» **Given instruction**:
Extract the material below line for line without changing anything, and omit the picture markers.
— start Data in this exercise —
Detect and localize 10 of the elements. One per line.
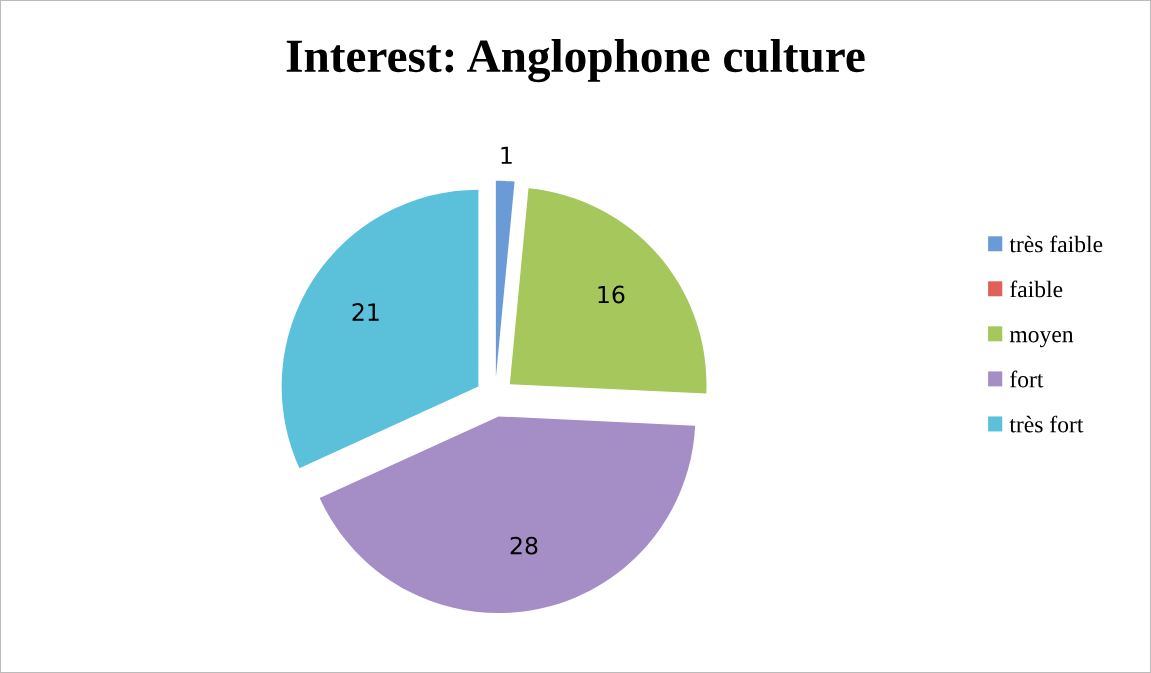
- legend-label: moyen: [1009, 331, 1074, 348]
- legend-label: faible: [1010, 280, 1063, 298]
- chart-title: Interest: Anglophone culture: [286, 38, 865, 83]
- data-label: 28: [510, 536, 538, 555]
- data-label: 16: [598, 285, 625, 304]
- legend-label: très faible: [1009, 235, 1103, 253]
- data-label: 21: [352, 303, 379, 321]
- data-label: 1: [501, 146, 512, 164]
- legend-label: fort: [1010, 370, 1044, 388]
- legend-label: très fort: [1009, 415, 1084, 433]
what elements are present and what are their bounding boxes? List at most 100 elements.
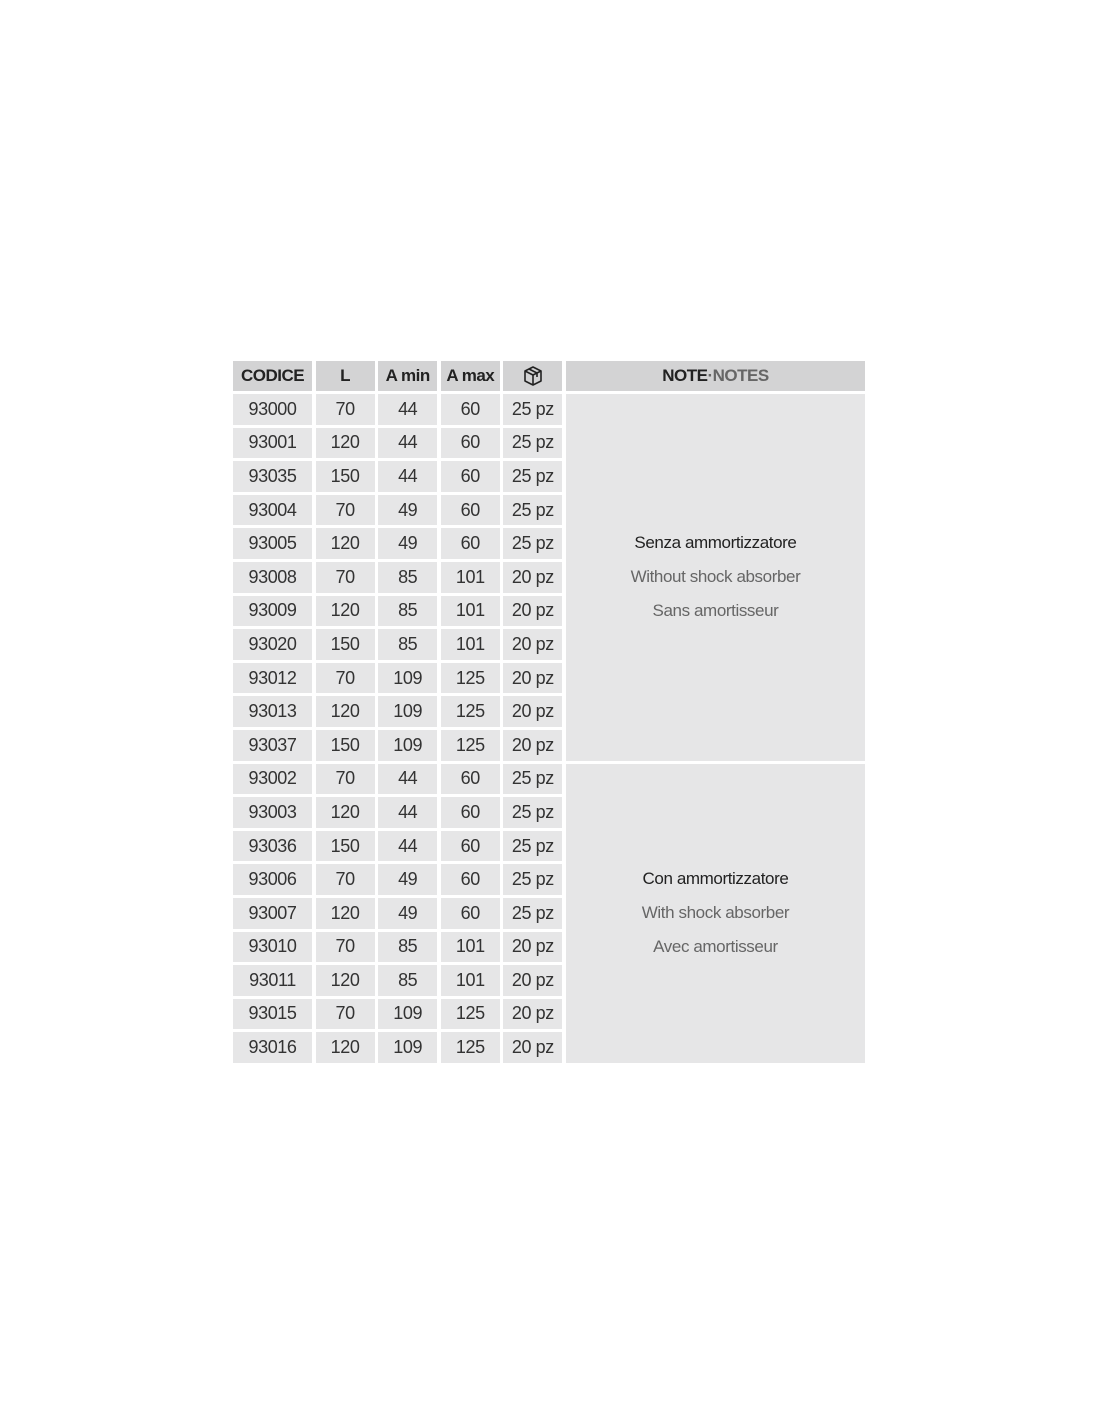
cell-package: 25 pz <box>503 763 563 795</box>
cell-l: 70 <box>315 394 375 425</box>
cell-codice: 93000 <box>233 394 312 425</box>
cell-codice: 93006 <box>233 864 312 895</box>
cell-package: 25 pz <box>503 830 563 862</box>
header-note-it: NOTE <box>662 366 708 385</box>
cell-package: 25 pz <box>503 528 563 559</box>
cell-codice: 93036 <box>233 830 312 862</box>
cell-a-max: 101 <box>440 561 500 593</box>
cell-package: 25 pz <box>503 427 563 459</box>
cell-l: 70 <box>315 561 375 593</box>
cell-a-max: 60 <box>440 494 500 526</box>
header-separator: · <box>707 366 713 385</box>
cell-a-min: 85 <box>378 595 438 627</box>
cell-codice: 93001 <box>233 427 312 459</box>
cell-package: 25 pz <box>503 494 563 526</box>
cell-a-min: 109 <box>378 1032 438 1063</box>
cell-package: 25 pz <box>503 797 563 828</box>
cell-l: 70 <box>315 864 375 895</box>
cell-l: 120 <box>315 1032 375 1063</box>
cell-a-max: 60 <box>440 427 500 459</box>
cell-a-max: 60 <box>440 864 500 895</box>
cell-l: 70 <box>315 763 375 795</box>
cell-a-min: 44 <box>378 763 438 795</box>
cell-codice: 93005 <box>233 528 312 559</box>
cell-a-min: 85 <box>378 965 438 996</box>
box-icon <box>524 366 542 386</box>
note-en: With shock absorber <box>641 903 790 923</box>
cell-package: 25 pz <box>503 864 563 895</box>
cell-codice: 93035 <box>233 461 312 492</box>
cell-codice: 93007 <box>233 897 312 929</box>
cell-a-max: 60 <box>440 897 500 929</box>
cell-a-min: 109 <box>378 998 438 1030</box>
cell-codice: 93013 <box>233 696 312 727</box>
cell-codice: 93008 <box>233 561 312 593</box>
cell-l: 120 <box>315 897 375 929</box>
cell-a-max: 101 <box>440 931 500 963</box>
notes-cell: Senza ammortizzatore Without shock absorb… <box>565 394 865 761</box>
cell-l: 150 <box>315 629 375 660</box>
cell-a-min: 109 <box>378 729 438 761</box>
header-a-max: A max <box>440 361 500 391</box>
cell-l: 120 <box>315 427 375 459</box>
cell-codice: 93015 <box>233 998 312 1030</box>
cell-a-max: 101 <box>440 965 500 996</box>
cell-package: 25 pz <box>503 461 563 492</box>
cell-a-max: 60 <box>440 394 500 425</box>
cell-package: 20 pz <box>503 931 563 963</box>
header-codice: CODICE <box>233 361 312 391</box>
cell-a-max: 60 <box>440 461 500 492</box>
cell-a-min: 109 <box>378 696 438 727</box>
notes-cell: Con ammortizzatore With shock absorber Ave… <box>565 763 865 1063</box>
cell-codice: 93004 <box>233 494 312 526</box>
cell-package: 20 pz <box>503 729 563 761</box>
cell-a-min: 44 <box>378 830 438 862</box>
cell-codice: 93020 <box>233 629 312 660</box>
cell-a-max: 60 <box>440 763 500 795</box>
cell-package: 25 pz <box>503 394 563 425</box>
header-note-en: NOTES <box>712 366 770 385</box>
cell-a-max: 60 <box>440 797 500 828</box>
cell-a-min: 49 <box>378 864 438 895</box>
cell-a-max: 60 <box>440 830 500 862</box>
cell-package: 25 pz <box>503 897 563 929</box>
cell-a-max: 125 <box>440 998 500 1030</box>
cell-a-min: 44 <box>378 461 438 492</box>
cell-a-min: 49 <box>378 528 438 559</box>
cell-package: 20 pz <box>503 629 563 660</box>
cell-package: 20 pz <box>503 561 563 593</box>
cell-l: 120 <box>315 965 375 996</box>
cell-l: 120 <box>315 797 375 828</box>
cell-package: 20 pz <box>503 998 563 1030</box>
cell-a-max: 60 <box>440 528 500 559</box>
cell-l: 150 <box>315 461 375 492</box>
note-fr: Avec amortisseur <box>653 937 778 957</box>
cell-l: 120 <box>315 696 375 727</box>
cell-l: 70 <box>315 998 375 1030</box>
cell-codice: 93016 <box>233 1032 312 1063</box>
cell-codice: 93011 <box>233 965 312 996</box>
cell-codice: 93003 <box>233 797 312 828</box>
cell-a-min: 109 <box>378 662 438 694</box>
cell-l: 70 <box>315 662 375 694</box>
cell-a-max: 101 <box>440 629 500 660</box>
cell-a-max: 125 <box>440 729 500 761</box>
cell-l: 120 <box>315 528 375 559</box>
header-package <box>503 361 563 391</box>
header-l: L <box>315 361 375 391</box>
cell-codice: 93002 <box>233 763 312 795</box>
cell-a-max: 101 <box>440 595 500 627</box>
cell-package: 20 pz <box>503 595 563 627</box>
cell-package: 20 pz <box>503 662 563 694</box>
cell-l: 70 <box>315 931 375 963</box>
cell-a-min: 85 <box>378 931 438 963</box>
cell-a-max: 125 <box>440 696 500 727</box>
cell-a-max: 125 <box>440 1032 500 1063</box>
cell-codice: 93037 <box>233 729 312 761</box>
cell-a-min: 44 <box>378 797 438 828</box>
note-en: Without shock absorber <box>630 567 801 587</box>
note-it: Con ammortizzatore <box>642 869 789 889</box>
cell-l: 70 <box>315 494 375 526</box>
cell-a-max: 125 <box>440 662 500 694</box>
note-it: Senza ammortizzatore <box>634 533 797 553</box>
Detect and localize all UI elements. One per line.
— end Data in this exercise —
» **Task response**:
Detect and localize 10 of the elements. One per line.
- legend-label: moyen: [1009, 331, 1074, 348]
- legend-label: faible: [1010, 280, 1063, 298]
- chart-title: Interest: Anglophone culture: [286, 38, 865, 83]
- data-label: 28: [510, 536, 538, 555]
- data-label: 16: [598, 285, 625, 304]
- legend-label: très faible: [1009, 235, 1103, 253]
- data-label: 21: [352, 303, 379, 321]
- data-label: 1: [501, 146, 512, 164]
- legend-label: fort: [1010, 370, 1044, 388]
- legend-label: très fort: [1009, 415, 1084, 433]
what elements are present and what are their bounding boxes? List at most 100 elements.
cell-package: 25 pz <box>503 763 563 795</box>
cell-l: 70 <box>315 394 375 425</box>
cell-codice: 93000 <box>233 394 312 425</box>
cell-codice: 93006 <box>233 864 312 895</box>
cell-package: 25 pz <box>503 830 563 862</box>
header-note-it: NOTE <box>662 366 708 385</box>
cell-package: 25 pz <box>503 528 563 559</box>
cell-codice: 93036 <box>233 830 312 862</box>
cell-a-max: 101 <box>440 561 500 593</box>
cell-package: 25 pz <box>503 427 563 459</box>
cell-l: 70 <box>315 561 375 593</box>
cell-a-max: 60 <box>440 494 500 526</box>
header-separator: · <box>707 366 713 385</box>
cell-a-min: 85 <box>378 595 438 627</box>
cell-codice: 93001 <box>233 427 312 459</box>
cell-package: 25 pz <box>503 494 563 526</box>
cell-a-min: 109 <box>378 1032 438 1063</box>
cell-package: 25 pz <box>503 797 563 828</box>
cell-l: 70 <box>315 864 375 895</box>
cell-l: 120 <box>315 1032 375 1063</box>
cell-a-max: 60 <box>440 427 500 459</box>
cell-a-max: 60 <box>440 864 500 895</box>
cell-l: 70 <box>315 763 375 795</box>
cell-a-min: 44 <box>378 763 438 795</box>
cell-codice: 93005 <box>233 528 312 559</box>
cell-a-min: 85 <box>378 965 438 996</box>
box-icon <box>524 366 542 386</box>
note-en: With shock absorber <box>641 903 790 923</box>
cell-package: 25 pz <box>503 864 563 895</box>
cell-codice: 93035 <box>233 461 312 492</box>
cell-codice: 93007 <box>233 897 312 929</box>
cell-a-max: 60 <box>440 897 500 929</box>
cell-a-min: 109 <box>378 998 438 1030</box>
cell-codice: 93013 <box>233 696 312 727</box>
cell-codice: 93008 <box>233 561 312 593</box>
cell-l: 120 <box>315 897 375 929</box>
cell-a-max: 101 <box>440 931 500 963</box>
notes-cell: Senza ammortizzatore Without shock absorb… <box>565 394 865 761</box>
cell-l: 150 <box>315 629 375 660</box>
cell-a-min: 109 <box>378 729 438 761</box>
header-a-max: A max <box>440 361 500 391</box>
cell-l: 120 <box>315 427 375 459</box>
cell-codice: 93015 <box>233 998 312 1030</box>
cell-a-max: 101 <box>440 965 500 996</box>
cell-package: 25 pz <box>503 461 563 492</box>
cell-a-max: 60 <box>440 394 500 425</box>
cell-package: 20 pz <box>503 931 563 963</box>
header-codice: CODICE <box>233 361 312 391</box>
cell-a-max: 60 <box>440 461 500 492</box>
cell-a-min: 109 <box>378 696 438 727</box>
notes-cell: Con ammortizzatore With shock absorber Ave… <box>565 763 865 1063</box>
cell-codice: 93004 <box>233 494 312 526</box>
cell-package: 20 pz <box>503 729 563 761</box>
cell-a-min: 44 <box>378 830 438 862</box>
cell-codice: 93020 <box>233 629 312 660</box>
cell-a-max: 60 <box>440 763 500 795</box>
cell-package: 25 pz <box>503 394 563 425</box>
header-note-en: NOTES <box>712 366 770 385</box>
cell-a-max: 60 <box>440 797 500 828</box>
cell-a-min: 49 <box>378 864 438 895</box>
cell-a-max: 60 <box>440 830 500 862</box>
cell-package: 25 pz <box>503 897 563 929</box>
cell-a-max: 125 <box>440 998 500 1030</box>
cell-a-min: 44 <box>378 461 438 492</box>
cell-a-min: 49 <box>378 528 438 559</box>
cell-package: 20 pz <box>503 629 563 660</box>
cell-package: 20 pz <box>503 561 563 593</box>
cell-l: 120 <box>315 965 375 996</box>
cell-l: 120 <box>315 797 375 828</box>
cell-package: 20 pz <box>503 998 563 1030</box>
cell-a-max: 60 <box>440 528 500 559</box>
cell-l: 150 <box>315 461 375 492</box>
note-fr: Avec amortisseur <box>653 937 778 957</box>
cell-l: 120 <box>315 696 375 727</box>
cell-l: 70 <box>315 998 375 1030</box>
cell-codice: 93016 <box>233 1032 312 1063</box>
cell-codice: 93011 <box>233 965 312 996</box>
cell-codice: 93003 <box>233 797 312 828</box>
cell-a-min: 109 <box>378 662 438 694</box>
cell-l: 70 <box>315 662 375 694</box>
cell-a-max: 101 <box>440 629 500 660</box>
cell-a-max: 125 <box>440 729 500 761</box>
cell-l: 120 <box>315 528 375 559</box>
header-package <box>503 361 563 391</box>
header-l: L <box>315 361 375 391</box>
cell-codice: 93002 <box>233 763 312 795</box>
cell-a-max: 101 <box>440 595 500 627</box>
cell-package: 20 pz <box>503 595 563 627</box>
cell-package: 20 pz <box>503 662 563 694</box>
cell-l: 70 <box>315 931 375 963</box>
cell-a-min: 85 <box>378 931 438 963</box>
cell-a-max: 125 <box>440 696 500 727</box>
cell-a-max: 125 <box>440 1032 500 1063</box>
cell-codice: 93037 <box>233 729 312 761</box>
cell-a-min: 44 <box>378 797 438 828</box>
note-en: Without shock absorber <box>630 567 801 587</box>
note-it: Con ammortizzatore <box>642 869 789 889</box>
cell-l: 70 <box>315 494 375 526</box>
cell-a-max: 125 <box>440 662 500 694</box>
note-it: Senza ammortizzatore <box>634 533 797 553</box>
Detect and localize all UI elements. One per line.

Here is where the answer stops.